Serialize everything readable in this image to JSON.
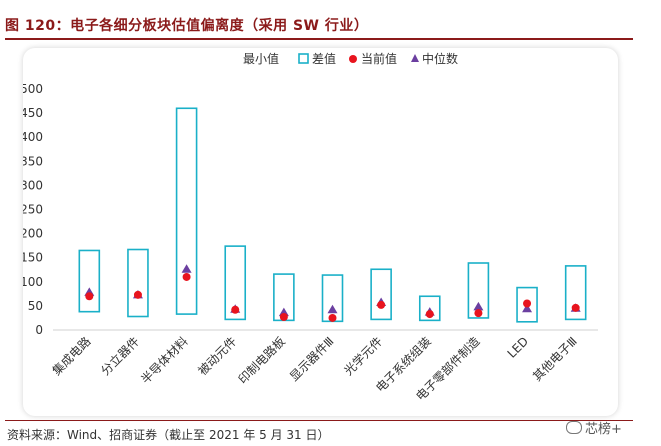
{
  "figure": {
    "title": "图 120：电子各细分板块估值偏离度（采用 SW 行业）",
    "source": "资料来源：Wind、招商证券（截止至 2021 年 5 月 31 日）",
    "watermark": "芯榜+"
  },
  "colors": {
    "box": "#1ab0c8",
    "current": "#e8141e",
    "median": "#6b3fa0",
    "title": "#8b1a1a"
  },
  "chart_data": {
    "type": "boxplot",
    "title": "",
    "xlabel": "",
    "ylabel": "",
    "ylim": [
      0,
      500
    ],
    "yticks": [
      0,
      50,
      100,
      150,
      200,
      250,
      300,
      350,
      400,
      450,
      500
    ],
    "legend": {
      "placement": "top",
      "labels": [
        "最小值",
        "差值",
        "当前值",
        "中位数"
      ]
    },
    "categories": [
      "集成电路",
      "分立器件",
      "半导体材料",
      "被动元件",
      "印制电路板",
      "显示器件Ⅲ",
      "光学元件",
      "电子系统组装",
      "电子零部件制造",
      "LED",
      "其他电子Ⅲ"
    ],
    "series": [
      {
        "name": "最小值",
        "values": [
          38,
          28,
          33,
          22,
          20,
          18,
          22,
          20,
          25,
          17,
          22
        ]
      },
      {
        "name": "差值",
        "values": [
          127,
          139,
          427,
          152,
          96,
          96,
          104,
          50,
          114,
          71,
          111
        ]
      },
      {
        "name": "当前值",
        "values": [
          70,
          73,
          110,
          42,
          27,
          25,
          52,
          33,
          35,
          55,
          46
        ]
      },
      {
        "name": "中位数",
        "values": [
          78,
          73,
          126,
          43,
          36,
          42,
          57,
          37,
          48,
          44,
          45
        ]
      }
    ]
  }
}
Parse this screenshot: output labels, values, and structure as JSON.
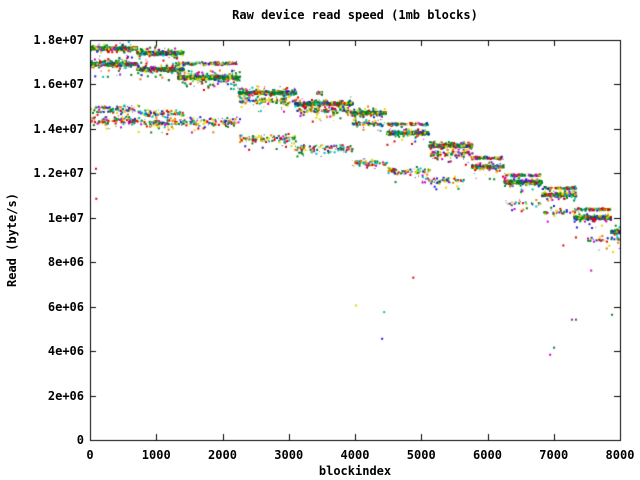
{
  "chart_data": {
    "type": "scatter",
    "title": "Raw device read speed (1mb blocks)",
    "xlabel": "blockindex",
    "ylabel": "Read (byte/s)",
    "xlim": [
      0,
      8000
    ],
    "ylim": [
      0,
      18000000
    ],
    "grid": false,
    "legend": "none",
    "xticks": [
      {
        "value": 0,
        "label": "0"
      },
      {
        "value": 1000,
        "label": "1000"
      },
      {
        "value": 2000,
        "label": "2000"
      },
      {
        "value": 3000,
        "label": "3000"
      },
      {
        "value": 4000,
        "label": "4000"
      },
      {
        "value": 5000,
        "label": "5000"
      },
      {
        "value": 6000,
        "label": "6000"
      },
      {
        "value": 7000,
        "label": "7000"
      },
      {
        "value": 8000,
        "label": "8000"
      }
    ],
    "yticks": [
      {
        "value": 0,
        "label": "0"
      },
      {
        "value": 2000000,
        "label": "2e+06"
      },
      {
        "value": 4000000,
        "label": "4e+06"
      },
      {
        "value": 6000000,
        "label": "6e+06"
      },
      {
        "value": 8000000,
        "label": "8e+06"
      },
      {
        "value": 10000000,
        "label": "1e+07"
      },
      {
        "value": 12000000,
        "label": "1.2e+07"
      },
      {
        "value": 14000000,
        "label": "1.4e+07"
      },
      {
        "value": 16000000,
        "label": "1.6e+07"
      },
      {
        "value": 18000000,
        "label": "1.8e+07"
      }
    ],
    "palette": {
      "green": "#008422",
      "red": "#e00000",
      "blue": "#2020d0",
      "yellow": "#e8d800",
      "cyan": "#00c0c0",
      "magenta": "#d000d0",
      "orange": "#f07800",
      "axis": "#000000",
      "background": "#ffffff"
    },
    "series": [
      {
        "name": "fast-zone-staircase",
        "segments": [
          {
            "x0": 0,
            "x1": 700,
            "v": 17650000,
            "style": "dense"
          },
          {
            "x0": 0,
            "x1": 700,
            "v": 16950000,
            "style": "dense"
          },
          {
            "x0": 700,
            "x1": 1400,
            "v": 17450000,
            "style": "dense"
          },
          {
            "x0": 700,
            "x1": 1400,
            "v": 16720000,
            "style": "dense"
          },
          {
            "x0": 1280,
            "x1": 2210,
            "v": 16980000,
            "style": "speckle"
          },
          {
            "x0": 1310,
            "x1": 2250,
            "v": 16350000,
            "style": "dense",
            "spread": 130000
          },
          {
            "x0": 2230,
            "x1": 3100,
            "v": 15660000,
            "style": "dense"
          },
          {
            "x0": 2230,
            "x1": 3080,
            "v": 15300000,
            "style": "fuzzy",
            "spread": 140000
          },
          {
            "x0": 3080,
            "x1": 3950,
            "v": 15170000,
            "style": "dense"
          },
          {
            "x0": 3100,
            "x1": 3950,
            "v": 14850000,
            "style": "fuzzy",
            "spread": 140000
          },
          {
            "x0": 3410,
            "x1": 3490,
            "v": 15650000,
            "style": "speckle",
            "density": 2
          },
          {
            "x0": 3950,
            "x1": 4450,
            "v": 14760000,
            "style": "dense"
          },
          {
            "x0": 3950,
            "x1": 4450,
            "v": 14280000,
            "style": "fuzzy",
            "spread": 130000
          },
          {
            "x0": 4470,
            "x1": 5100,
            "v": 14250000,
            "style": "speckle"
          },
          {
            "x0": 4470,
            "x1": 5100,
            "v": 13850000,
            "style": "dense"
          },
          {
            "x0": 5110,
            "x1": 5760,
            "v": 13280000,
            "style": "dense"
          },
          {
            "x0": 5110,
            "x1": 5760,
            "v": 12930000,
            "style": "fuzzy",
            "spread": 130000
          },
          {
            "x0": 5750,
            "x1": 6230,
            "v": 12730000,
            "style": "speckle"
          },
          {
            "x0": 5750,
            "x1": 6230,
            "v": 12340000,
            "style": "dense"
          },
          {
            "x0": 6240,
            "x1": 6810,
            "v": 11950000,
            "style": "speckle"
          },
          {
            "x0": 6240,
            "x1": 6810,
            "v": 11640000,
            "style": "dense"
          },
          {
            "x0": 6810,
            "x1": 7330,
            "v": 11380000,
            "style": "speckle"
          },
          {
            "x0": 6810,
            "x1": 7330,
            "v": 11070000,
            "style": "dense"
          },
          {
            "x0": 7290,
            "x1": 7850,
            "v": 10420000,
            "style": "speckle"
          },
          {
            "x0": 7290,
            "x1": 7850,
            "v": 10050000,
            "style": "dense"
          },
          {
            "x0": 7850,
            "x1": 8000,
            "v": 9420000,
            "style": "dense"
          }
        ]
      },
      {
        "name": "slow-zone-staircase",
        "segments": [
          {
            "x0": 0,
            "x1": 750,
            "v": 14920000,
            "style": "fuzzy"
          },
          {
            "x0": 0,
            "x1": 750,
            "v": 14400000,
            "style": "fuzzy"
          },
          {
            "x0": 750,
            "x1": 1400,
            "v": 14720000,
            "style": "fuzzy"
          },
          {
            "x0": 750,
            "x1": 1400,
            "v": 14300000,
            "style": "fuzzy"
          },
          {
            "x0": 1400,
            "x1": 2250,
            "v": 14350000,
            "style": "fuzzy",
            "spread": 250000
          },
          {
            "x0": 2250,
            "x1": 3100,
            "v": 13600000,
            "style": "fuzzy"
          },
          {
            "x0": 3080,
            "x1": 3950,
            "v": 13150000,
            "style": "fuzzy",
            "spread": 210000
          },
          {
            "x0": 3950,
            "x1": 4480,
            "v": 12500000,
            "style": "fuzzy",
            "spread": 160000
          },
          {
            "x0": 4480,
            "x1": 5140,
            "v": 12150000,
            "style": "fuzzy",
            "spread": 200000,
            "density": 0.9
          },
          {
            "x0": 5000,
            "x1": 5660,
            "v": 11700000,
            "style": "fuzzy",
            "spread": 180000,
            "density": 0.7
          },
          {
            "x0": 6260,
            "x1": 6800,
            "v": 10700000,
            "style": "fuzzy",
            "spread": 160000,
            "density": 0.45
          },
          {
            "x0": 6810,
            "x1": 7290,
            "v": 10300000,
            "style": "fuzzy",
            "spread": 150000,
            "density": 0.45
          },
          {
            "x0": 7500,
            "x1": 8000,
            "v": 9050000,
            "style": "fuzzy",
            "spread": 150000,
            "density": 0.5
          }
        ]
      }
    ],
    "stray_points": [
      {
        "x": 75,
        "v": 12250000,
        "color": "red"
      },
      {
        "x": 80,
        "v": 10900000,
        "color": "red"
      },
      {
        "x": 4000,
        "v": 6100000,
        "color": "yellow"
      },
      {
        "x": 4865,
        "v": 7350000,
        "color": "red"
      },
      {
        "x": 4425,
        "v": 5800000,
        "color": "cyan"
      },
      {
        "x": 4395,
        "v": 4600000,
        "color": "blue"
      },
      {
        "x": 7550,
        "v": 7670000,
        "color": "magenta"
      },
      {
        "x": 7260,
        "v": 5460000,
        "color": "magenta"
      },
      {
        "x": 7320,
        "v": 5460000,
        "color": "green"
      },
      {
        "x": 7865,
        "v": 5680000,
        "color": "green"
      },
      {
        "x": 6990,
        "v": 4200000,
        "color": "green"
      },
      {
        "x": 6930,
        "v": 3880000,
        "color": "magenta"
      },
      {
        "x": 7320,
        "v": 9160000,
        "color": "red"
      },
      {
        "x": 7880,
        "v": 8500000,
        "color": "yellow"
      },
      {
        "x": 7130,
        "v": 8800000,
        "color": "red"
      }
    ]
  }
}
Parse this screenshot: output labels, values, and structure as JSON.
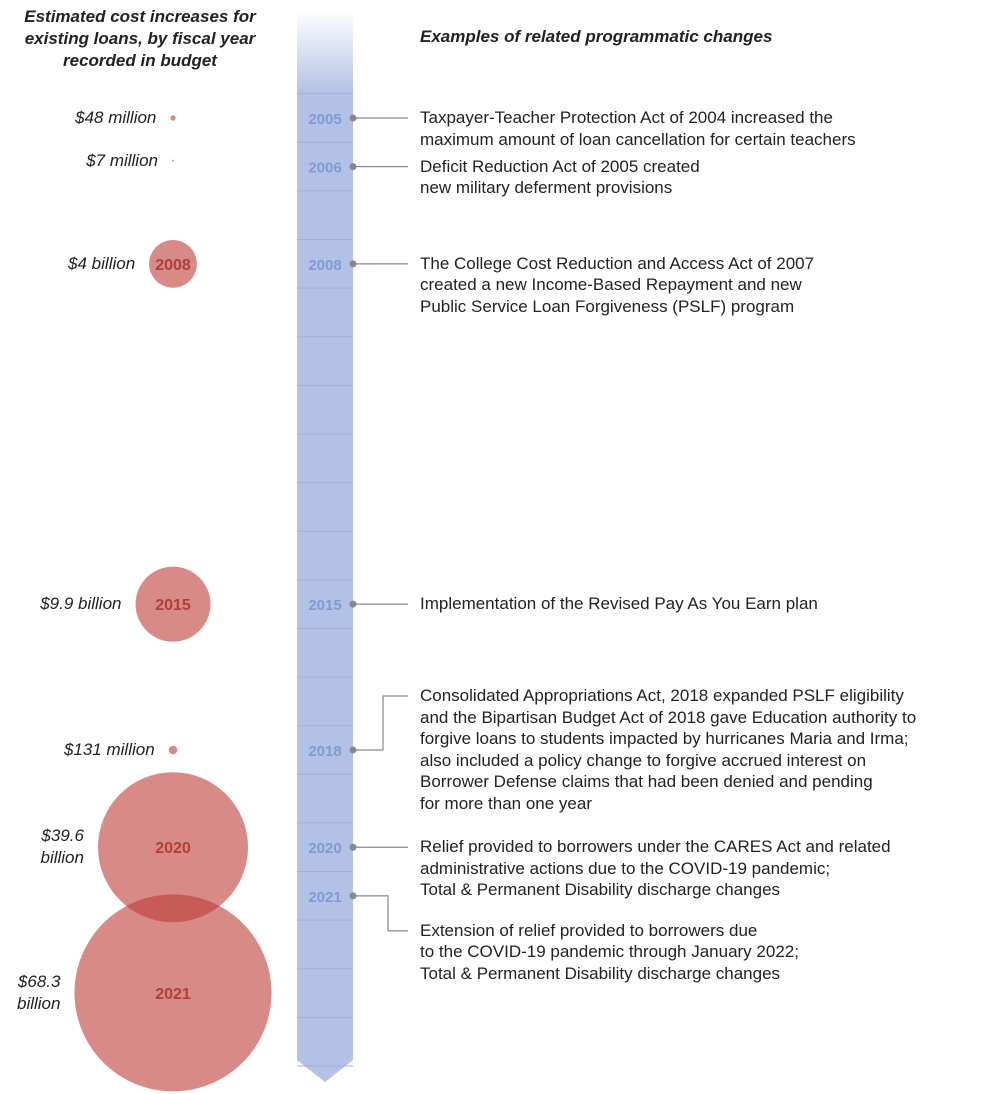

==========

Find the string "zone" in the records, then copy each line where it occurs.

ANSWER TO THE TASK:
        "name": "fast-zone-staircase",
        "name": "slow-zone-staircase",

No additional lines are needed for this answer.